- _YOUR INSTRUCTIONS_: Reproduce each of the following entries verbatim, omitting the pictures from your output.

(Labeled region entries)

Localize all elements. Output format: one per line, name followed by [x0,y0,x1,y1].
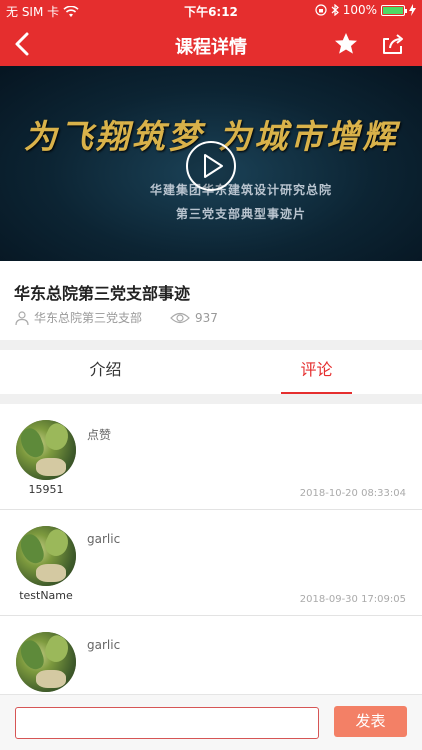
video-subtitle-2: 第三党支部典型事迹片 [175,207,306,221]
tab-intro[interactable]: 介绍 [0,350,211,394]
comment-composer: 发表 [0,694,422,750]
tab-bar: 介绍 评论 [0,350,422,394]
share-icon[interactable] [380,31,406,57]
course-meta: 华东总院第三党支部 937 [14,309,218,326]
comment-author: testName [19,589,73,602]
battery-icon [381,4,407,16]
status-bar: 无 SIM 卡 下午6:12 100% [0,0,422,22]
comment-author: 15951 [28,483,64,496]
comment-text: garlic [87,638,121,652]
avatar [16,526,76,586]
bluetooth-icon [331,4,339,16]
course-author: 华东总院第三党支部 [34,311,143,325]
charging-icon [409,4,416,16]
course-title: 华东总院第三党支部事迹 [14,284,191,303]
section-divider [0,340,422,350]
view-count: 937 [195,310,218,325]
status-right: 100% [315,3,416,17]
nav-bar: 课程详情 [0,22,422,66]
eye-icon [170,312,190,323]
section-divider [0,394,422,404]
send-button[interactable]: 发表 [334,706,407,737]
comment-text: 点赞 [87,428,112,442]
avatar [16,632,76,692]
orientation-lock-icon [315,4,327,16]
comment-list: 15951 点赞 2018-10-20 08:33:04 testName ga… [0,404,422,722]
comment-time: 2018-09-30 17:09:05 [299,594,406,605]
favorite-star-icon[interactable] [332,30,360,58]
battery-percent: 100% [342,3,377,17]
comment-time: 2018-10-20 08:33:04 [299,488,406,499]
comment-item: 15951 点赞 2018-10-20 08:33:04 [0,404,422,510]
video-player[interactable]: 为飞翔筑梦 为城市增辉 华建集团华东建筑设计研究总院 第三党支部典型事迹片 [0,66,422,261]
comment-input[interactable] [15,707,319,739]
avatar [16,420,76,480]
play-icon[interactable] [185,140,237,192]
tab-comments[interactable]: 评论 [211,350,422,394]
user-icon [15,310,29,325]
comment-text: garlic [87,532,121,546]
comment-item: testName garlic 2018-09-30 17:09:05 [0,510,422,616]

- _THE RESULT_:
Localize all elements. Output format: one per line, name followed by [x0,y0,x1,y1].
video-subtitle-2: 第三党支部典型事迹片 [175,207,306,221]
tab-intro[interactable]: 介绍 [0,350,211,394]
comment-composer: 发表 [0,694,422,750]
tab-bar: 介绍 评论 [0,350,422,394]
share-icon[interactable] [380,31,406,57]
course-meta: 华东总院第三党支部 937 [14,309,218,326]
comment-author: testName [19,589,73,602]
battery-icon [381,4,407,16]
status-bar: 无 SIM 卡 下午6:12 100% [0,0,422,22]
comment-author: 15951 [28,483,64,496]
comment-text: garlic [87,638,121,652]
avatar [16,526,76,586]
bluetooth-icon [331,4,339,16]
course-author: 华东总院第三党支部 [34,311,143,325]
charging-icon [409,4,416,16]
course-title: 华东总院第三党支部事迹 [14,284,191,303]
section-divider [0,340,422,350]
view-count: 937 [195,310,218,325]
status-right: 100% [315,3,416,17]
nav-bar: 课程详情 [0,22,422,66]
eye-icon [170,312,190,323]
section-divider [0,394,422,404]
send-button[interactable]: 发表 [334,706,407,737]
comment-text: 点赞 [87,428,112,442]
avatar [16,632,76,692]
orientation-lock-icon [315,4,327,16]
comment-list: 15951 点赞 2018-10-20 08:33:04 testName ga… [0,404,422,722]
comment-time: 2018-09-30 17:09:05 [299,594,406,605]
favorite-star-icon[interactable] [332,30,360,58]
battery-percent: 100% [342,3,377,17]
comment-time: 2018-10-20 08:33:04 [299,488,406,499]
comment-item: 15951 点赞 2018-10-20 08:33:04 [0,404,422,510]
video-player[interactable]: 为飞翔筑梦 为城市增辉 华建集团华东建筑设计研究总院 第三党支部典型事迹片 [0,66,422,261]
comment-input[interactable] [15,707,319,739]
avatar [16,420,76,480]
play-icon[interactable] [185,140,237,192]
tab-comments[interactable]: 评论 [211,350,422,394]
user-icon [15,310,29,325]
comment-text: garlic [87,532,121,546]
comment-item: testName garlic 2018-09-30 17:09:05 [0,510,422,616]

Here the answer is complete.